Start of DATASET

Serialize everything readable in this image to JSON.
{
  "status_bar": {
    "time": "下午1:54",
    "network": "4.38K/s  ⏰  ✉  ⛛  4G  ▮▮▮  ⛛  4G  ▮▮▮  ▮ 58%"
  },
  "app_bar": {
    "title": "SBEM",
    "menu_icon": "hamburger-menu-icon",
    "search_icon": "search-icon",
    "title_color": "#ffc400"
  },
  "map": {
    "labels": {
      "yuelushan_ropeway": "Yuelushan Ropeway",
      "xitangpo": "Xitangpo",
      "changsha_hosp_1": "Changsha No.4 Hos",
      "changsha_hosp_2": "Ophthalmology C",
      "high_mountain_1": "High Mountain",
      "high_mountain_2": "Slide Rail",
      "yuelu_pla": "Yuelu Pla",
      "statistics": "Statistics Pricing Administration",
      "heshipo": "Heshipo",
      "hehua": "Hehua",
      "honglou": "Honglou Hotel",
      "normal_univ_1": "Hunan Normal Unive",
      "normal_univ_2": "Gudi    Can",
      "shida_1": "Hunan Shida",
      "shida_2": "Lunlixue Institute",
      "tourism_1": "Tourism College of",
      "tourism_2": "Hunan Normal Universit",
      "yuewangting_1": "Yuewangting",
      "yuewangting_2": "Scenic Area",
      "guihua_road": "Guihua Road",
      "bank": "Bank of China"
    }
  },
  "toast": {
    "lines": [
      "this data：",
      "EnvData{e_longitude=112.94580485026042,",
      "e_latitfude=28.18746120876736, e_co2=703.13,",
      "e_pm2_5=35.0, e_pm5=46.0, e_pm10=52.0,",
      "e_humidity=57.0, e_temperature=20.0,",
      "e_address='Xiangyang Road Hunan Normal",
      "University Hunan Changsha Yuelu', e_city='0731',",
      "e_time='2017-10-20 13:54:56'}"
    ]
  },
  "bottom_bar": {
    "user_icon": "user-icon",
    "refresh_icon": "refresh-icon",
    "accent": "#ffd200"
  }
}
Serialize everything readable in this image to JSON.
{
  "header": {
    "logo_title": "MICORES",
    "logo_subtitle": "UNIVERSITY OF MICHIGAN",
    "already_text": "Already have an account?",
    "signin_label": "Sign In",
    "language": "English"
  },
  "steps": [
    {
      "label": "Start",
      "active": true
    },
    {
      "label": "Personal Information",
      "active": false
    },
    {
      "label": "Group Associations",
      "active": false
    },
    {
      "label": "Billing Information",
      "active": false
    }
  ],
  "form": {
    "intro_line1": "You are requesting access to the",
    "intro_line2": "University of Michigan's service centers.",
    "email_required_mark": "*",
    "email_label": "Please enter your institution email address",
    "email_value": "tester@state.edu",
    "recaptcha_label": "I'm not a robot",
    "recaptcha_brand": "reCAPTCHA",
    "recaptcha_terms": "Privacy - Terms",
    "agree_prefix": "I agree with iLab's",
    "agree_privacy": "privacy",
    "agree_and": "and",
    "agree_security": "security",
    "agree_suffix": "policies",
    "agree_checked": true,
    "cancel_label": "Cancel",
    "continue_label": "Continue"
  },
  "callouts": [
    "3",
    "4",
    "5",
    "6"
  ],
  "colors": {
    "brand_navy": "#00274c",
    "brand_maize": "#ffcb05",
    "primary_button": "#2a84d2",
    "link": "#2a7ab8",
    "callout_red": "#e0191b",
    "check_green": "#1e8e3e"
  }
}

End of DATASET

Restate the whole of the material exactly.

Serialize everything readable in this image to JSON.
{
  "status_bar": {
    "time": "下午1:54",
    "network": "4.38K/s  ⏰  ✉  ⛛  4G  ▮▮▮  ⛛  4G  ▮▮▮  ▮ 58%"
  },
  "app_bar": {
    "title": "SBEM",
    "menu_icon": "hamburger-menu-icon",
    "search_icon": "search-icon",
    "title_color": "#ffc400"
  },
  "map": {
    "labels": {
      "yuelushan_ropeway": "Yuelushan Ropeway",
      "xitangpo": "Xitangpo",
      "changsha_hosp_1": "Changsha No.4 Hos",
      "changsha_hosp_2": "Ophthalmology C",
      "high_mountain_1": "High Mountain",
      "high_mountain_2": "Slide Rail",
      "yuelu_pla": "Yuelu Pla",
      "statistics": "Statistics Pricing Administration",
      "heshipo": "Heshipo",
      "hehua": "Hehua",
      "honglou": "Honglou Hotel",
      "normal_univ_1": "Hunan Normal Unive",
      "normal_univ_2": "Gudi    Can",
      "shida_1": "Hunan Shida",
      "shida_2": "Lunlixue Institute",
      "tourism_1": "Tourism College of",
      "tourism_2": "Hunan Normal Universit",
      "yuewangting_1": "Yuewangting",
      "yuewangting_2": "Scenic Area",
      "guihua_road": "Guihua Road",
      "bank": "Bank of China"
    }
  },
  "toast": {
    "lines": [
      "this data：",
      "EnvData{e_longitude=112.94580485026042,",
      "e_latitfude=28.18746120876736, e_co2=703.13,",
      "e_pm2_5=35.0, e_pm5=46.0, e_pm10=52.0,",
      "e_humidity=57.0, e_temperature=20.0,",
      "e_address='Xiangyang Road Hunan Normal",
      "University Hunan Changsha Yuelu', e_city='0731',",
      "e_time='2017-10-20 13:54:56'}"
    ]
  },
  "bottom_bar": {
    "user_icon": "user-icon",
    "refresh_icon": "refresh-icon",
    "accent": "#ffd200"
  }
}
Serialize everything readable in this image to JSON.
{
  "header": {
    "logo_title": "MICORES",
    "logo_subtitle": "UNIVERSITY OF MICHIGAN",
    "already_text": "Already have an account?",
    "signin_label": "Sign In",
    "language": "English"
  },
  "steps": [
    {
      "label": "Start",
      "active": true
    },
    {
      "label": "Personal Information",
      "active": false
    },
    {
      "label": "Group Associations",
      "active": false
    },
    {
      "label": "Billing Information",
      "active": false
    }
  ],
  "form": {
    "intro_line1": "You are requesting access to the",
    "intro_line2": "University of Michigan's service centers.",
    "email_required_mark": "*",
    "email_label": "Please enter your institution email address",
    "email_value": "tester@state.edu",
    "recaptcha_label": "I'm not a robot",
    "recaptcha_brand": "reCAPTCHA",
    "recaptcha_terms": "Privacy - Terms",
    "agree_prefix": "I agree with iLab's",
    "agree_privacy": "privacy",
    "agree_and": "and",
    "agree_security": "security",
    "agree_suffix": "policies",
    "agree_checked": true,
    "cancel_label": "Cancel",
    "continue_label": "Continue"
  },
  "callouts": [
    "3",
    "4",
    "5",
    "6"
  ],
  "colors": {
    "brand_navy": "#00274c",
    "brand_maize": "#ffcb05",
    "primary_button": "#2a84d2",
    "link": "#2a7ab8",
    "callout_red": "#e0191b",
    "check_green": "#1e8e3e"
  }
}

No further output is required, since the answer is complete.